- Directions for this task -
Report each line of the data that includes the word "chart".

- Records for the exercise -
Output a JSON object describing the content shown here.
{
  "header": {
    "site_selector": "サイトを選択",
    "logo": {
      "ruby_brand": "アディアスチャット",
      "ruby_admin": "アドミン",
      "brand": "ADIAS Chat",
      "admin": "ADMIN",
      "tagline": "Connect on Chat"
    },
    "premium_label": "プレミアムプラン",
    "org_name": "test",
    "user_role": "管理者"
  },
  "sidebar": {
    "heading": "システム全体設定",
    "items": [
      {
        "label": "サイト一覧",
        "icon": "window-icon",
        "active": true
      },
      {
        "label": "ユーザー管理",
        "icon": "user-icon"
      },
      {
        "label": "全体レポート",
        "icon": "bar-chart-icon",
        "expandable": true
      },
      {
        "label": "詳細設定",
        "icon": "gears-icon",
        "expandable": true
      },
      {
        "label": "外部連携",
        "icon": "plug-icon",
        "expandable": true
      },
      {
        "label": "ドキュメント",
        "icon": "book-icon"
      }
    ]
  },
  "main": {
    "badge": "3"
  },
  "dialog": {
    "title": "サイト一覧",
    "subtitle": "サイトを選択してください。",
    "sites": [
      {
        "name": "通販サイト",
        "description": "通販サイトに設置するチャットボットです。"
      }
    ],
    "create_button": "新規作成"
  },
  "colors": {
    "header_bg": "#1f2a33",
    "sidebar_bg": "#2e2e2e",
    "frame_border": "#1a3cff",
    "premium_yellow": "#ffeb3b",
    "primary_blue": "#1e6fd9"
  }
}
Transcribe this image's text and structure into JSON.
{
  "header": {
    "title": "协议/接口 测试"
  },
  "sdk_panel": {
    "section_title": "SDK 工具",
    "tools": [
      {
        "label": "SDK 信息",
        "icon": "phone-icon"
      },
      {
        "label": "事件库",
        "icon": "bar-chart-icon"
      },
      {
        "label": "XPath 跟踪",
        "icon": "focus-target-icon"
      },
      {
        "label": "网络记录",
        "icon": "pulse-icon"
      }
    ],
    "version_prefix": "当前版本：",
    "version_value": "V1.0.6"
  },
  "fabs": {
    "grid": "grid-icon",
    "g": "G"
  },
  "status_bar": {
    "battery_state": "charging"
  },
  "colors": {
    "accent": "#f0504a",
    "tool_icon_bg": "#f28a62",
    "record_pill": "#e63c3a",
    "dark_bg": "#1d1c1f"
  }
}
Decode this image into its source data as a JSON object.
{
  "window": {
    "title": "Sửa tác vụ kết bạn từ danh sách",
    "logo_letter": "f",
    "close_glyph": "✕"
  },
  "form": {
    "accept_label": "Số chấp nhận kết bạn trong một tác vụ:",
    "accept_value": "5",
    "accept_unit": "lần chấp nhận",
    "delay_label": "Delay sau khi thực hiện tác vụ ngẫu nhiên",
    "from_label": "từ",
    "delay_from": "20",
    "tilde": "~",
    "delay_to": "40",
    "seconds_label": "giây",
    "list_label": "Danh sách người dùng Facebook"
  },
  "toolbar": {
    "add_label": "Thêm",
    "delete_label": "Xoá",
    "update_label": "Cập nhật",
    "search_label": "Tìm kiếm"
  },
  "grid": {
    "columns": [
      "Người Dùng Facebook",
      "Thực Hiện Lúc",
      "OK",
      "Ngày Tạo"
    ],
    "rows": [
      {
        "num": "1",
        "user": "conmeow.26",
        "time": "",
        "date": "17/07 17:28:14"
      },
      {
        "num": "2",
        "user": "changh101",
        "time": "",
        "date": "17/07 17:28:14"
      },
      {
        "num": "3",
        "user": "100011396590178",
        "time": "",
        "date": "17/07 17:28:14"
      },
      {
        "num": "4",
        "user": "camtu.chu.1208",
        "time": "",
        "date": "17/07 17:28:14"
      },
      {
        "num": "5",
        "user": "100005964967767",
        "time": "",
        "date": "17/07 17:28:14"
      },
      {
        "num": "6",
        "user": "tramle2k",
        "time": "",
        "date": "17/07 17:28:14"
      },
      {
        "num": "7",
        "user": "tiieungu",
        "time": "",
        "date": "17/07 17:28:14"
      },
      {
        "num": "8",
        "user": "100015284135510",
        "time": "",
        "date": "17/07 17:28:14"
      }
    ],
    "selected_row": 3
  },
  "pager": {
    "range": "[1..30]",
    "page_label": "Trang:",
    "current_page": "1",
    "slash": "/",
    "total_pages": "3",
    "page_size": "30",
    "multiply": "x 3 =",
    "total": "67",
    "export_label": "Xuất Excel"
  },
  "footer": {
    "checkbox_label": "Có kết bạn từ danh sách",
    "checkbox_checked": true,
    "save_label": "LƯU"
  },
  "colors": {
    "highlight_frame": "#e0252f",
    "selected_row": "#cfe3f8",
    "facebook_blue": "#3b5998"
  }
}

- The reply -
        "icon": "bar-chart-icon",
        "icon": "bar-chart-icon"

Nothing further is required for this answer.